• **TASK OBJECTIVE**
Extract, from the listing that follows, each line containing the word "Service".

• **INPUT**
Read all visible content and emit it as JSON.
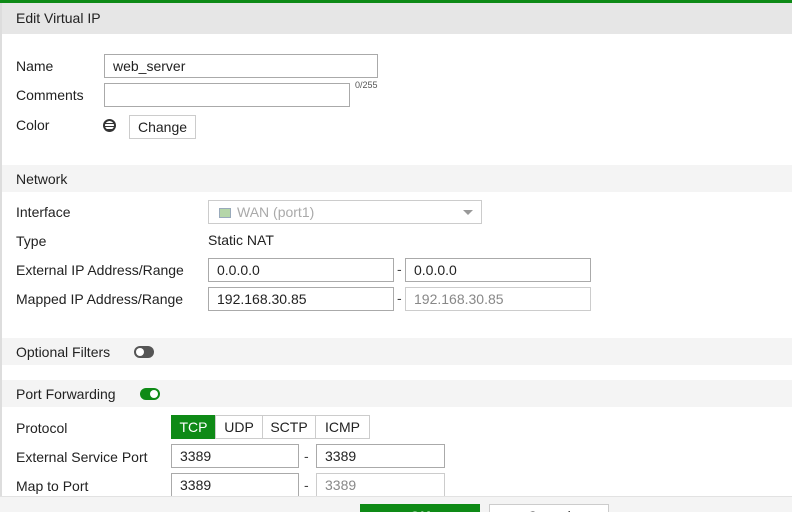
{
  "dialog": {
    "title": "Edit Virtual IP"
  },
  "general": {
    "name_label": "Name",
    "name_value": "web_server",
    "comments_label": "Comments",
    "comments_value": "",
    "comments_counter": "0/255",
    "color_label": "Color",
    "change_button": "Change"
  },
  "network": {
    "section_title": "Network",
    "interface_label": "Interface",
    "interface_value": "WAN (port1)",
    "type_label": "Type",
    "type_value": "Static NAT",
    "external_ip_label": "External IP Address/Range",
    "external_ip_start": "0.0.0.0",
    "external_ip_end": "0.0.0.0",
    "mapped_ip_label": "Mapped IP Address/Range",
    "mapped_ip_start": "192.168.30.85",
    "mapped_ip_end": "192.168.30.85",
    "dash": "-"
  },
  "optional_filters": {
    "label": "Optional Filters",
    "enabled": false
  },
  "port_forwarding": {
    "label": "Port Forwarding",
    "enabled": true,
    "protocol_label": "Protocol",
    "protocols": [
      "TCP",
      "UDP",
      "SCTP",
      "ICMP"
    ],
    "selected_protocol": "TCP",
    "external_port_label": "External Service Port",
    "external_port_start": "3389",
    "external_port_end": "3389",
    "map_port_label": "Map to Port",
    "map_port_start": "3389",
    "map_port_end": "3389",
    "dash": "-"
  },
  "footer": {
    "ok_button": "OK",
    "cancel_button": "Cancel"
  },
  "colors": {
    "accent": "#0e8a16"
  }
}
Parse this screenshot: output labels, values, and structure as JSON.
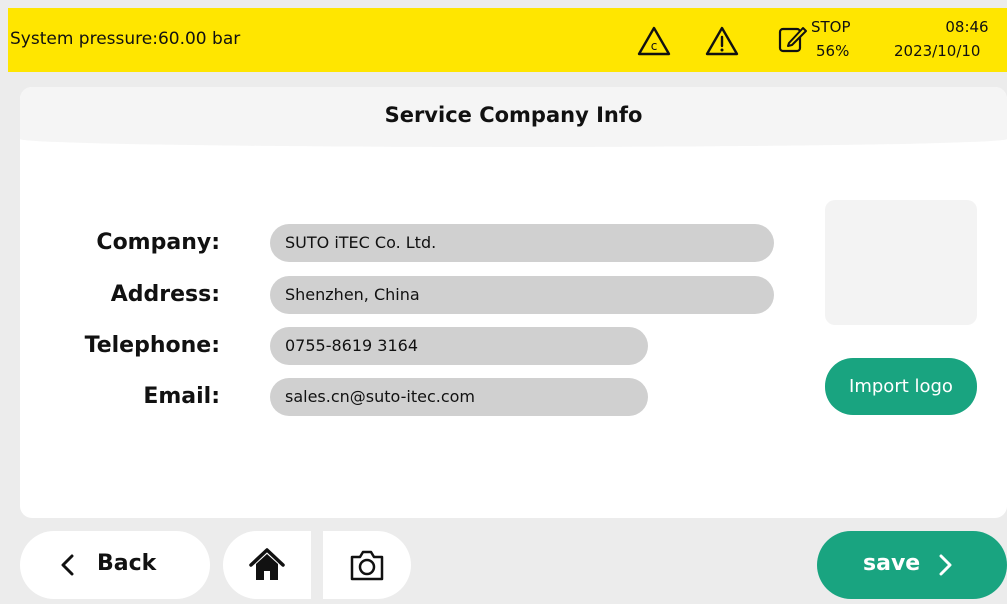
{
  "status_bar": {
    "pressure_text": "System pressure:60.00 bar",
    "icons": [
      "calibration-warning-icon",
      "warning-icon",
      "edit-icon"
    ],
    "stop_label": "STOP",
    "stop_percent": "56%",
    "time": "08:46",
    "date": "2023/10/10"
  },
  "page": {
    "title": "Service Company Info",
    "fields": [
      {
        "label": "Company:",
        "value": "SUTO iTEC Co. Ltd."
      },
      {
        "label": "Address:",
        "value": "Shenzhen, China"
      },
      {
        "label": "Telephone:",
        "value": "0755-8619 3164"
      },
      {
        "label": "Email:",
        "value": "sales.cn@suto-itec.com"
      }
    ],
    "import_logo_label": "Import logo"
  },
  "footer": {
    "back_label": "Back",
    "save_label": "save",
    "icons": [
      "home-icon",
      "camera-icon"
    ]
  },
  "colors": {
    "status_bar": "#ffe600",
    "accent": "#19a480",
    "field_bg": "#d0d0d0",
    "background": "#ececec"
  }
}
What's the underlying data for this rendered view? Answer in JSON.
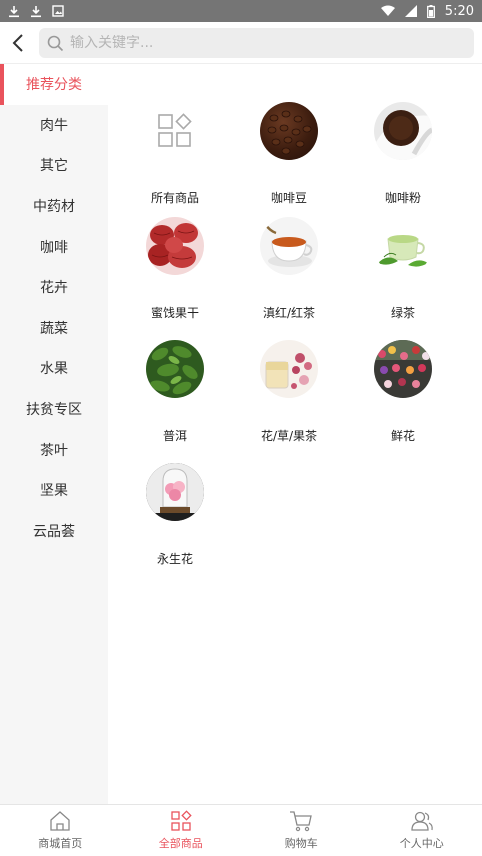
{
  "status": {
    "time": "5:20"
  },
  "search": {
    "placeholder": "输入关键字..."
  },
  "sidebar": {
    "items": [
      {
        "label": "推荐分类",
        "active": true
      },
      {
        "label": "肉牛"
      },
      {
        "label": "其它"
      },
      {
        "label": "中药材"
      },
      {
        "label": "咖啡"
      },
      {
        "label": "花卉"
      },
      {
        "label": "蔬菜"
      },
      {
        "label": "水果"
      },
      {
        "label": "扶贫专区"
      },
      {
        "label": "茶叶"
      },
      {
        "label": "坚果"
      },
      {
        "label": "云品荟"
      }
    ]
  },
  "categories": [
    {
      "label": "所有商品",
      "icon": "grid-icon"
    },
    {
      "label": "咖啡豆",
      "icon": "coffee-beans-image"
    },
    {
      "label": "咖啡粉",
      "icon": "coffee-powder-image"
    },
    {
      "label": "蜜饯果干",
      "icon": "dried-fruit-image"
    },
    {
      "label": "滇红/红茶",
      "icon": "black-tea-image"
    },
    {
      "label": "绿茶",
      "icon": "green-tea-image"
    },
    {
      "label": "普洱",
      "icon": "puer-image"
    },
    {
      "label": "花/草/果茶",
      "icon": "flower-tea-image"
    },
    {
      "label": "鲜花",
      "icon": "fresh-flowers-image"
    },
    {
      "label": "永生花",
      "icon": "preserved-flower-image"
    }
  ],
  "tabbar": {
    "tabs": [
      {
        "label": "商城首页",
        "icon": "home-icon"
      },
      {
        "label": "全部商品",
        "icon": "categories-icon",
        "active": true
      },
      {
        "label": "购物车",
        "icon": "cart-icon"
      },
      {
        "label": "个人中心",
        "icon": "user-icon"
      }
    ]
  },
  "colors": {
    "accent": "#e9535c",
    "statusbar": "#757575",
    "sidebar_bg": "#f6f6f6"
  }
}
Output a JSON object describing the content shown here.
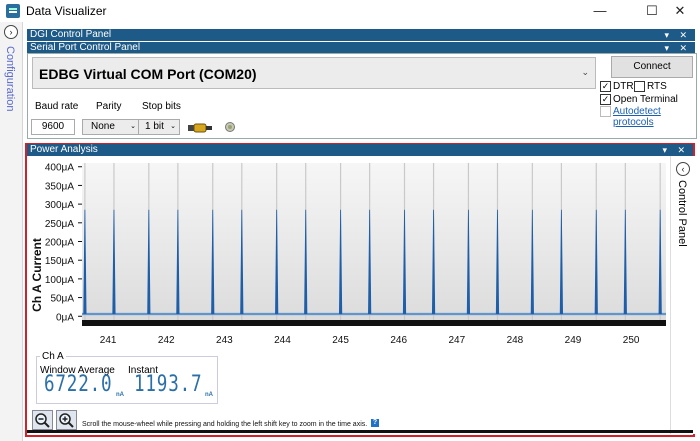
{
  "window": {
    "title": "Data Visualizer",
    "minimize": "—",
    "maximize": "☐",
    "close": "✕"
  },
  "sidebar": {
    "toggle": "›",
    "label": "Configuration"
  },
  "dgi_panel": {
    "title": "DGI Control Panel",
    "controls": "▾ ✕"
  },
  "serial_panel": {
    "title": "Serial Port Control Panel",
    "controls": "▾ ✕",
    "port": "EDBG Virtual COM Port (COM20)",
    "connect_label": "Connect",
    "baud_label": "Baud rate",
    "baud_value": "9600",
    "parity_label": "Parity",
    "parity_value": "None",
    "stop_label": "Stop bits",
    "stop_value": "1 bit",
    "dtr_label": "DTR",
    "rts_label": "RTS",
    "open_terminal_label": "Open Terminal",
    "autodetect_label": "Autodetect protocols",
    "dtr_checked": true,
    "rts_checked": false,
    "open_terminal_checked": true,
    "autodetect_checked": false
  },
  "power_panel": {
    "title": "Power Analysis",
    "controls": "▾ ✕",
    "control_panel_label": "Control Panel",
    "control_panel_toggle": "‹",
    "ch_label": "Ch A",
    "window_average_label": "Window Average",
    "instant_label": "Instant",
    "window_average_value": "6722.0",
    "instant_value": "1193.7",
    "unit": "nA",
    "hint": "Scroll the mouse-wheel while pressing and holding the left shift key to zoom in the time axis.",
    "info": "?"
  },
  "chart_data": {
    "type": "line",
    "ylabel": "Ch A Current",
    "y_ticks": [
      "0μA",
      "50μA",
      "100μA",
      "150μA",
      "200μA",
      "250μA",
      "300μA",
      "350μA",
      "400μA"
    ],
    "y_tick_values": [
      0,
      50,
      100,
      150,
      200,
      250,
      300,
      350,
      400
    ],
    "x_ticks": [
      "241",
      "242",
      "243",
      "244",
      "245",
      "246",
      "247",
      "248",
      "249",
      "250"
    ],
    "x_tick_values": [
      241,
      242,
      243,
      244,
      245,
      246,
      247,
      248,
      249,
      250
    ],
    "xlim": [
      240.55,
      250.6
    ],
    "ylim": [
      -10,
      410
    ],
    "baseline": 6,
    "spike_peak": 285,
    "spikes_x": [
      240.6,
      241.1,
      241.7,
      242.2,
      242.8,
      243.3,
      243.9,
      244.4,
      245.0,
      245.5,
      246.1,
      246.6,
      247.2,
      247.7,
      248.3,
      248.8,
      249.4,
      249.9,
      250.5
    ],
    "grid": "vertical",
    "color": "#1f5ea8"
  }
}
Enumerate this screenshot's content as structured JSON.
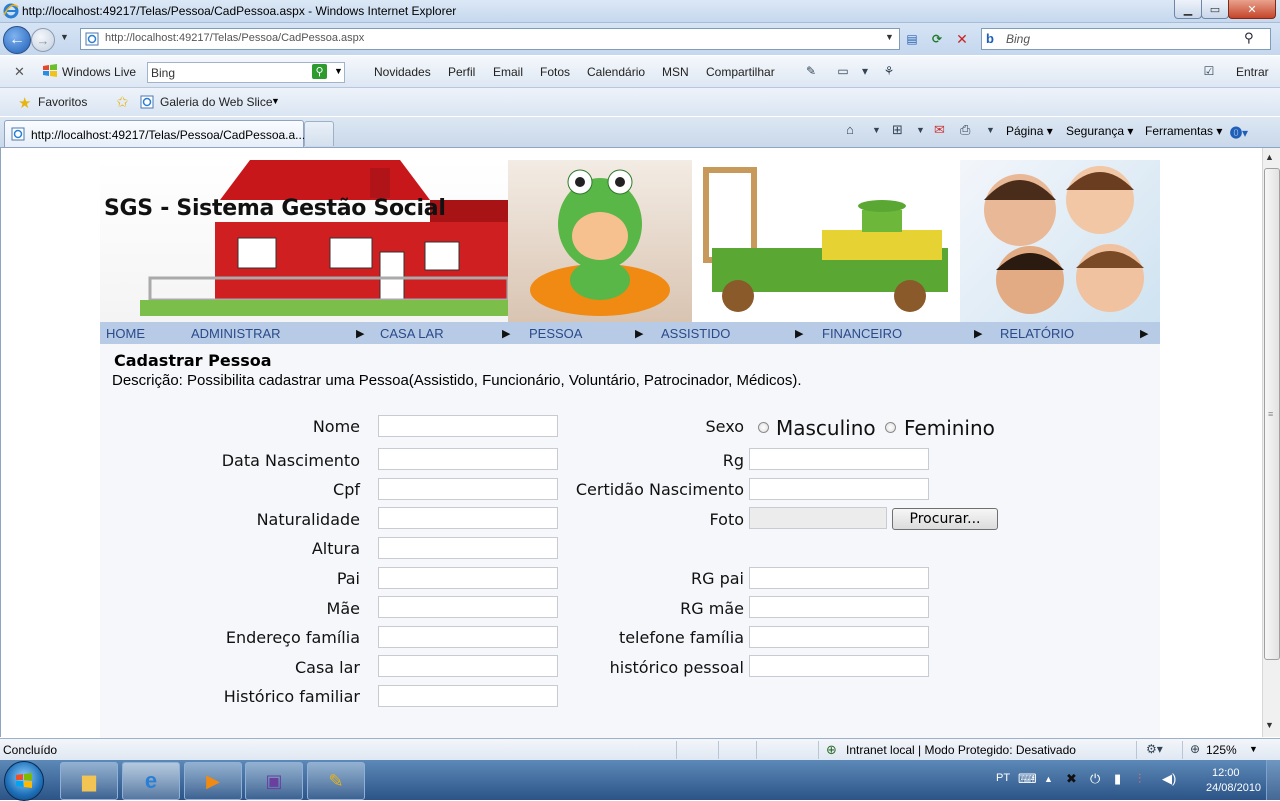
{
  "window": {
    "title": "http://localhost:49217/Telas/Pessoa/CadPessoa.aspx - Windows Internet Explorer"
  },
  "address_bar": {
    "url": "http://localhost:49217/Telas/Pessoa/CadPessoa.aspx",
    "search_placeholder": "Bing"
  },
  "live_toolbar": {
    "brand": "Windows Live",
    "search_value": "Bing",
    "links": [
      "Novidades",
      "Perfil",
      "Email",
      "Fotos",
      "Calendário",
      "MSN",
      "Compartilhar"
    ],
    "signin": "Entrar"
  },
  "favorites_bar": {
    "label": "Favoritos",
    "webslice": "Galeria do Web Slice"
  },
  "tabs": {
    "active_label": "http://localhost:49217/Telas/Pessoa/CadPessoa.a..."
  },
  "command_bar": {
    "pagina": "Página",
    "seguranca": "Segurança",
    "ferramentas": "Ferramentas"
  },
  "banner": {
    "title": "SGS - Sistema Gestão Social"
  },
  "menu": [
    "HOME",
    "ADMINISTRAR",
    "CASA LAR",
    "PESSOA",
    "ASSISTIDO",
    "FINANCEIRO",
    "RELATÓRIO"
  ],
  "page": {
    "heading": "Cadastrar Pessoa",
    "description": "Descrição: Possibilita cadastrar uma Pessoa(Assistido, Funcionário, Voluntário, Patrocinador, Médicos)."
  },
  "form": {
    "left_labels": [
      "Nome",
      "Data Nascimento",
      "Cpf",
      "Naturalidade",
      "Altura",
      "Pai",
      "Mãe",
      "Endereço família",
      "Casa lar",
      "Histórico familiar"
    ],
    "sexo_label": "Sexo",
    "sexo_options": [
      "Masculino",
      "Feminino"
    ],
    "right_labels": [
      "Rg",
      "Certidão Nascimento",
      "Foto",
      "RG pai",
      "RG mãe",
      "telefone família",
      "histórico pessoal"
    ],
    "browse_button": "Procurar..."
  },
  "status_bar": {
    "status": "Concluído",
    "zone": "Intranet local | Modo Protegido: Desativado",
    "zoom": "125%"
  },
  "taskbar": {
    "language": "PT",
    "time": "12:00",
    "date": "24/08/2010"
  }
}
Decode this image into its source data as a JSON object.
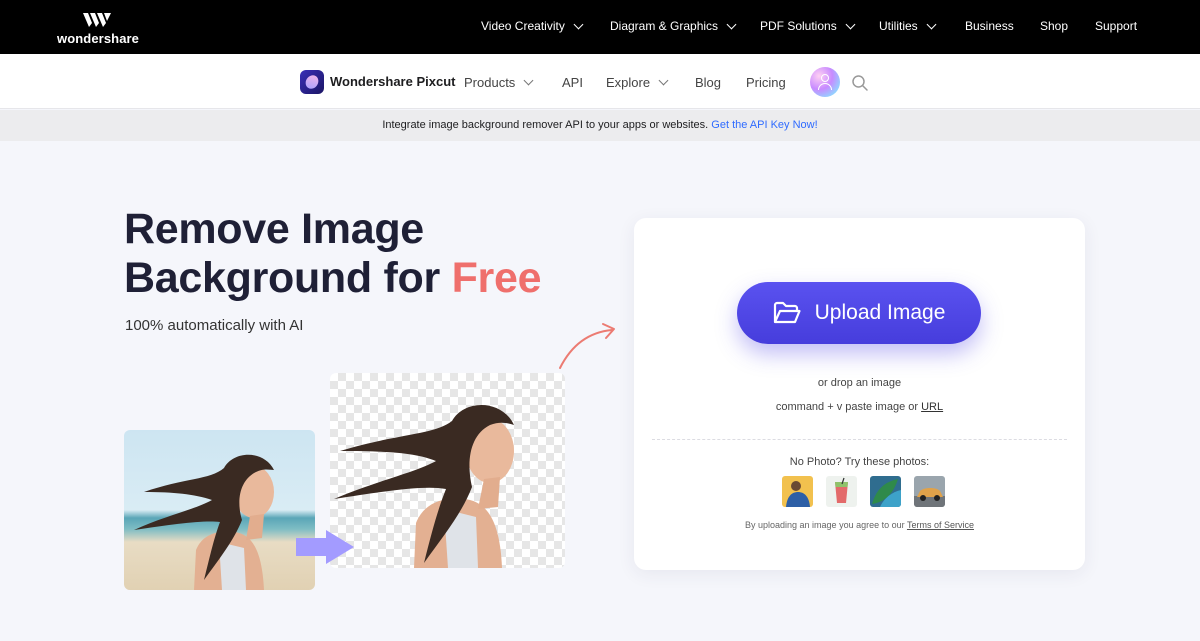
{
  "topbar": {
    "brand": "wondershare",
    "nav": [
      {
        "label": "Video Creativity",
        "has_dropdown": true
      },
      {
        "label": "Diagram & Graphics",
        "has_dropdown": true
      },
      {
        "label": "PDF Solutions",
        "has_dropdown": true
      },
      {
        "label": "Utilities",
        "has_dropdown": true
      },
      {
        "label": "Business",
        "has_dropdown": false
      },
      {
        "label": "Shop",
        "has_dropdown": false
      },
      {
        "label": "Support",
        "has_dropdown": false
      }
    ]
  },
  "subnav": {
    "product_name": "Wondershare Pixcut",
    "items": [
      {
        "label": "Products",
        "has_dropdown": true
      },
      {
        "label": "API",
        "has_dropdown": false
      },
      {
        "label": "Explore",
        "has_dropdown": true
      },
      {
        "label": "Blog",
        "has_dropdown": false
      },
      {
        "label": "Pricing",
        "has_dropdown": false
      }
    ],
    "icons": [
      "avatar-icon",
      "search-icon"
    ]
  },
  "announcement": {
    "text": "Integrate image background remover API to your apps or websites.",
    "link": "Get the API Key Now!"
  },
  "hero": {
    "title_line1": "Remove Image",
    "title_line2_prefix": "Background for",
    "title_highlight": "Free",
    "subtitle": "100% automatically with AI",
    "highlight_color": "#ef6f6c"
  },
  "upload_card": {
    "button_label": "Upload Image",
    "button_color": "#4f46e5",
    "drop_text": "or drop an image",
    "paste_text": "command + v paste image or",
    "paste_link": "URL",
    "try_text": "No Photo? Try these photos:",
    "sample_photos": [
      "sample-photo-man",
      "sample-photo-drink",
      "sample-photo-leaves",
      "sample-photo-car"
    ],
    "tos_text": "By uploading an image you agree to our",
    "tos_link": "Terms of Service"
  }
}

• **SOLUTION FOR THIS TASK**
    "external_port_label": "External Service Port",
    "title": "Service Company Info",
    "tos_link": "Terms of Service"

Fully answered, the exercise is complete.